■ DIRECTIVE:
Print out the entries below with no edits.

■ Items from a figure collection:
--- --- ---

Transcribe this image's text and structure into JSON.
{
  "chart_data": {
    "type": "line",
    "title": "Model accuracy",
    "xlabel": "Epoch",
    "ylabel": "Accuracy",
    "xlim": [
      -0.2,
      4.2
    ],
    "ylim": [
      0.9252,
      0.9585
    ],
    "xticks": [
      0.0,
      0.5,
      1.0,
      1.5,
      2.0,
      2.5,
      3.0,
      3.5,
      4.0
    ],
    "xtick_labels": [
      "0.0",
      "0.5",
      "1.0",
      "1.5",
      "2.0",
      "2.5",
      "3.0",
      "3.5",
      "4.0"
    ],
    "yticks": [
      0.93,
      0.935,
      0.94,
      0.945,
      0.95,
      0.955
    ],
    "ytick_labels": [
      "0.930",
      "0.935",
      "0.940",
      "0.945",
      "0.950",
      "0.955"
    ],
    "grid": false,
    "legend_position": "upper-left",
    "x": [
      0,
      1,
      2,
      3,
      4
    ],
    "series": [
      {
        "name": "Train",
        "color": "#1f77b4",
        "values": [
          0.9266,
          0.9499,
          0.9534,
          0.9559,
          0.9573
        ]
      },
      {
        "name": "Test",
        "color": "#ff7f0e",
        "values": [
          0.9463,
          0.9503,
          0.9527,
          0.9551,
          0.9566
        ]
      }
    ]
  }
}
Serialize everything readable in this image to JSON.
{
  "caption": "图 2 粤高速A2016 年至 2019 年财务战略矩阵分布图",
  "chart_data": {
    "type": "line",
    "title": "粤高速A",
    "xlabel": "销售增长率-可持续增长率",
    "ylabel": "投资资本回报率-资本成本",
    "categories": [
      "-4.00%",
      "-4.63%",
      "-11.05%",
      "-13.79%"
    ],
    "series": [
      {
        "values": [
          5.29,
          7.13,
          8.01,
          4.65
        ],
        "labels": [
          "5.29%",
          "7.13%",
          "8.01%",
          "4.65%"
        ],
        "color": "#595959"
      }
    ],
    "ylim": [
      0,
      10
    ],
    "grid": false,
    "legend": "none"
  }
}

--- --- ---

■ CORRECT ANSWER:
Transcribe this image's text and structure into JSON.
{
  "chart_data": {
    "type": "line",
    "title": "Model accuracy",
    "xlabel": "Epoch",
    "ylabel": "Accuracy",
    "xlim": [
      -0.2,
      4.2
    ],
    "ylim": [
      0.9252,
      0.9585
    ],
    "xticks": [
      0.0,
      0.5,
      1.0,
      1.5,
      2.0,
      2.5,
      3.0,
      3.5,
      4.0
    ],
    "xtick_labels": [
      "0.0",
      "0.5",
      "1.0",
      "1.5",
      "2.0",
      "2.5",
      "3.0",
      "3.5",
      "4.0"
    ],
    "yticks": [
      0.93,
      0.935,
      0.94,
      0.945,
      0.95,
      0.955
    ],
    "ytick_labels": [
      "0.930",
      "0.935",
      "0.940",
      "0.945",
      "0.950",
      "0.955"
    ],
    "grid": false,
    "legend_position": "upper-left",
    "x": [
      0,
      1,
      2,
      3,
      4
    ],
    "series": [
      {
        "name": "Train",
        "color": "#1f77b4",
        "values": [
          0.9266,
          0.9499,
          0.9534,
          0.9559,
          0.9573
        ]
      },
      {
        "name": "Test",
        "color": "#ff7f0e",
        "values": [
          0.9463,
          0.9503,
          0.9527,
          0.9551,
          0.9566
        ]
      }
    ]
  }
}
Serialize everything readable in this image to JSON.
{
  "caption": "图 2 粤高速A2016 年至 2019 年财务战略矩阵分布图",
  "chart_data": {
    "type": "line",
    "title": "粤高速A",
    "xlabel": "销售增长率-可持续增长率",
    "ylabel": "投资资本回报率-资本成本",
    "categories": [
      "-4.00%",
      "-4.63%",
      "-11.05%",
      "-13.79%"
    ],
    "series": [
      {
        "values": [
          5.29,
          7.13,
          8.01,
          4.65
        ],
        "labels": [
          "5.29%",
          "7.13%",
          "8.01%",
          "4.65%"
        ],
        "color": "#595959"
      }
    ],
    "ylim": [
      0,
      10
    ],
    "grid": false,
    "legend": "none"
  }
}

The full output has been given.